Data excerpts

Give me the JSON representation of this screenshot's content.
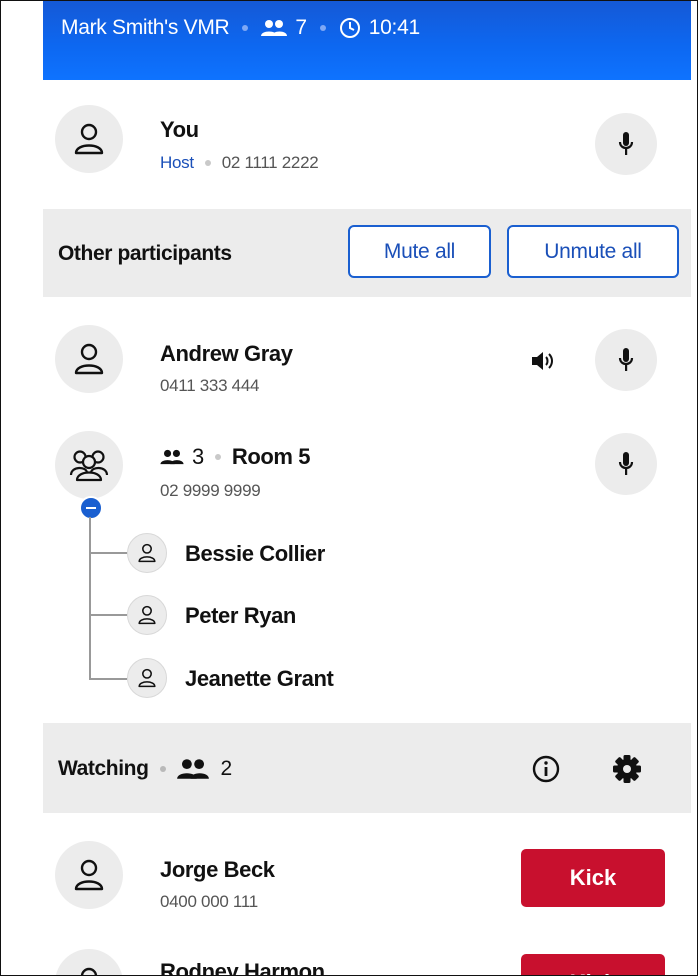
{
  "header": {
    "vmr_title": "Mark Smith's VMR",
    "participant_count": "7",
    "time": "10:41"
  },
  "self": {
    "name": "You",
    "role": "Host",
    "phone": "02 1111 2222"
  },
  "other_section": {
    "title": "Other participants",
    "mute_all_label": "Mute all",
    "unmute_all_label": "Unmute all"
  },
  "participants": [
    {
      "name": "Andrew Gray",
      "phone": "0411 333 444"
    }
  ],
  "room": {
    "count": "3",
    "name": "Room 5",
    "phone": "02 9999 9999",
    "members": [
      "Bessie Collier",
      "Peter Ryan",
      "Jeanette Grant"
    ]
  },
  "watching": {
    "title": "Watching",
    "count": "2",
    "viewers": [
      {
        "name": "Jorge Beck",
        "phone": "0400 000 111",
        "kick_label": "Kick"
      },
      {
        "name": "Rodney Harmon",
        "kick_label": "Kick"
      }
    ]
  },
  "colors": {
    "accent_blue": "#0e6bf5",
    "kick_red": "#c8102e",
    "band_gray": "#ececec"
  }
}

**STATED EXERCISE**
Write only the number of lines in the records that include the word "phone".

**WRITTEN ANSWER**
4